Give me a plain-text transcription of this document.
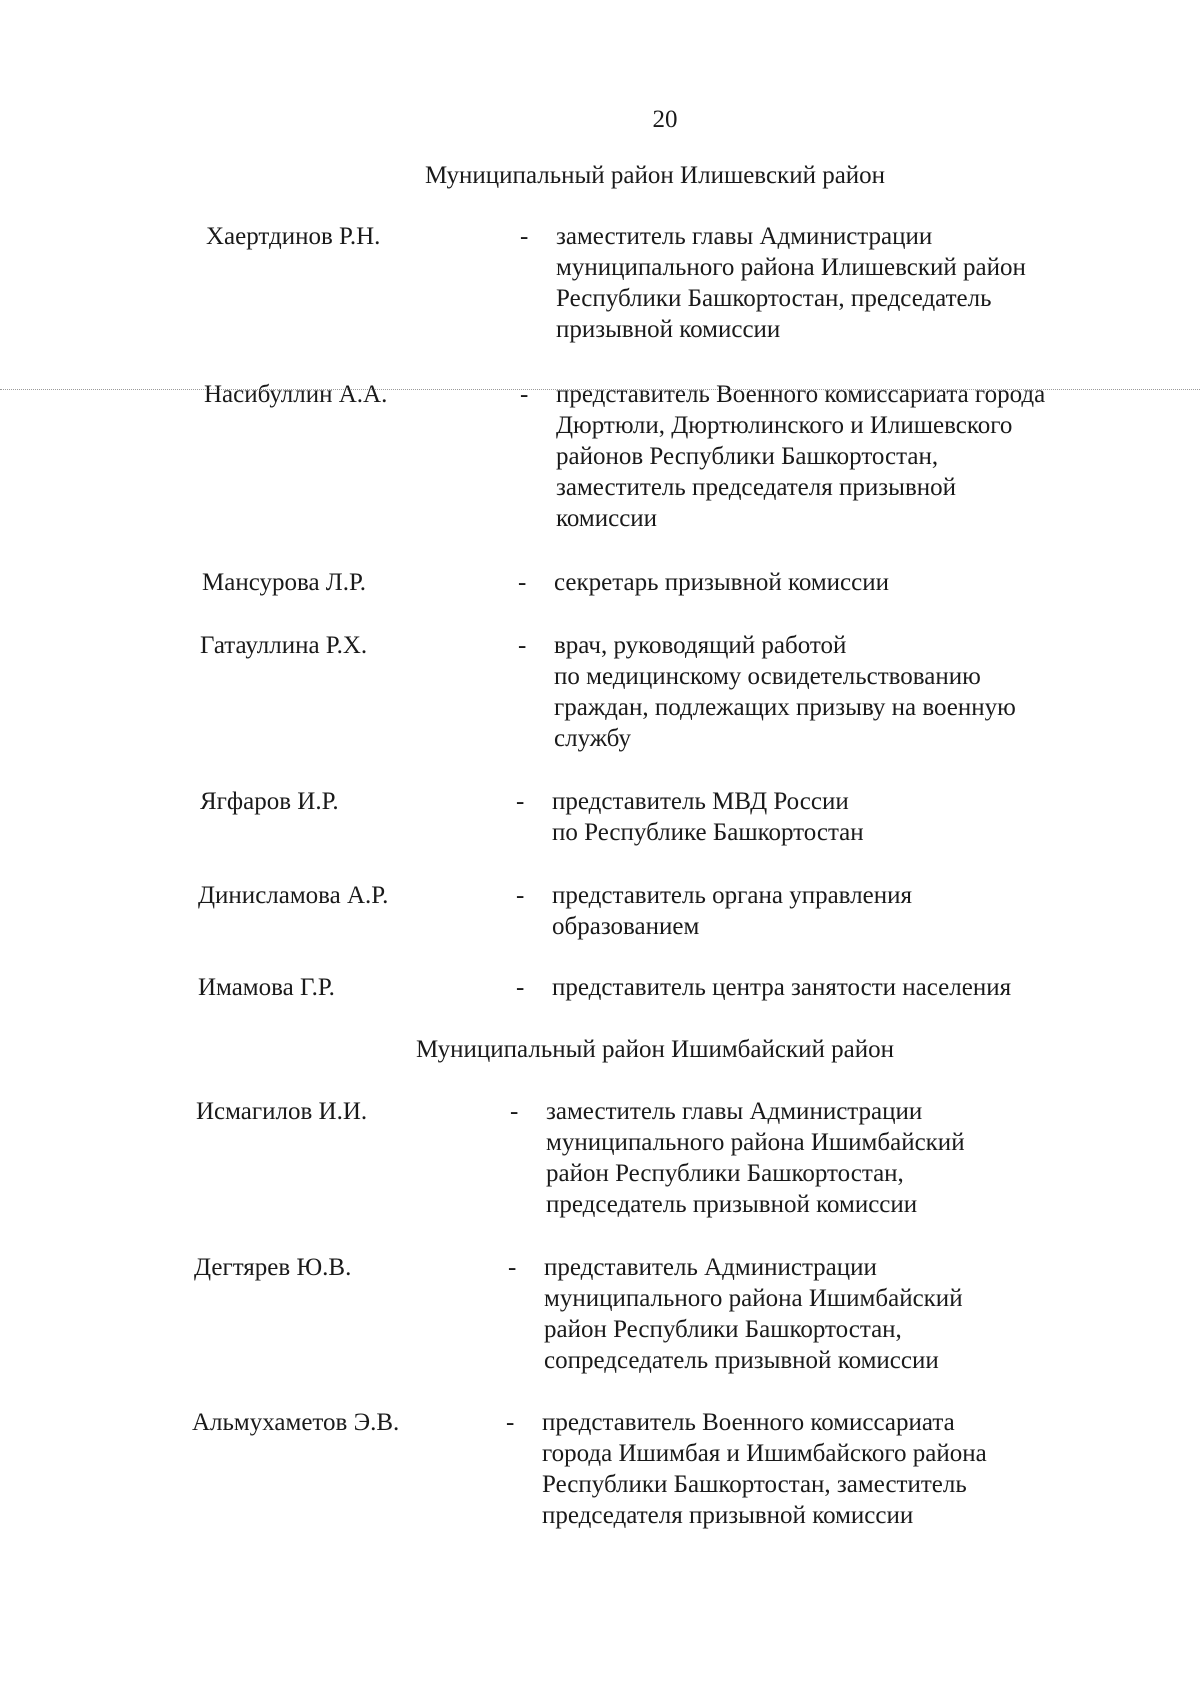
20
Муниципальный район Илишевский район
Хаертдинов Р.Н.	- заместитель главы Администрации
муниципального района Илишевский район
Республики Башкортостан, председатель
призывной комиссии
Насибуллин А.А.	- представитель Военного комиссариата города
Дюртюли, Дюртюлинского и Илишевского
районов Республики Башкортостан,
заместитель председателя призывной
комиссии
Мансурова Л.Р.	- секретарь призывной комиссии
Гатауллина Р.Х.	- врач, руководящий работой
по медицинскому освидетельствованию
граждан, подлежащих призыву на военную
службу
Ягфаров И.Р.	- представитель МВД России
по Республике Башкортостан
Динисламова А.Р.	- представитель органа управления
образованием
Имамова Г.Р.	- представитель центра занятости населения
Муниципальный район Ишимбайский район
Исмагилов И.И.	- заместитель главы Администрации
муниципального района Ишимбайский
район Республики Башкортостан,
председатель призывной комиссии
Дегтярев Ю.В.	- представитель Администрации
муниципального района Ишимбайский
район Республики Башкортостан,
сопредседатель призывной комиссии
Альмухаметов Э.В.	- представитель Военного комиссариата
города Ишимбая и Ишимбайского района
Республики Башкортостан, заместитель
председателя призывной комиссии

EXERCISE OBJECTIVE: Output the entries above exactly. Drop the pictures.

WORKED SOLUTION:
Give me a plain-text transcription of this document.
20
Муниципальный район Илишевский район
Хаертдинов Р.Н.	- заместитель главы Администрации
муниципального района Илишевский район
Республики Башкортостан, председатель
призывной комиссии
Насибуллин А.А.	- представитель Военного комиссариата города
Дюртюли, Дюртюлинского и Илишевского
районов Республики Башкортостан,
заместитель председателя призывной
комиссии
Мансурова Л.Р.	- секретарь призывной комиссии
Гатауллина Р.Х.	- врач, руководящий работой
по медицинскому освидетельствованию
граждан, подлежащих призыву на военную
службу
Ягфаров И.Р.	- представитель МВД России
по Республике Башкортостан
Динисламова А.Р.	- представитель органа управления
образованием
Имамова Г.Р.	- представитель центра занятости населения
Муниципальный район Ишимбайский район
Исмагилов И.И.	- заместитель главы Администрации
муниципального района Ишимбайский
район Республики Башкортостан,
председатель призывной комиссии
Дегтярев Ю.В.	- представитель Администрации
муниципального района Ишимбайский
район Республики Башкортостан,
сопредседатель призывной комиссии
Альмухаметов Э.В.	- представитель Военного комиссариата
города Ишимбая и Ишимбайского района
Республики Башкортостан, заместитель
председателя призывной комиссии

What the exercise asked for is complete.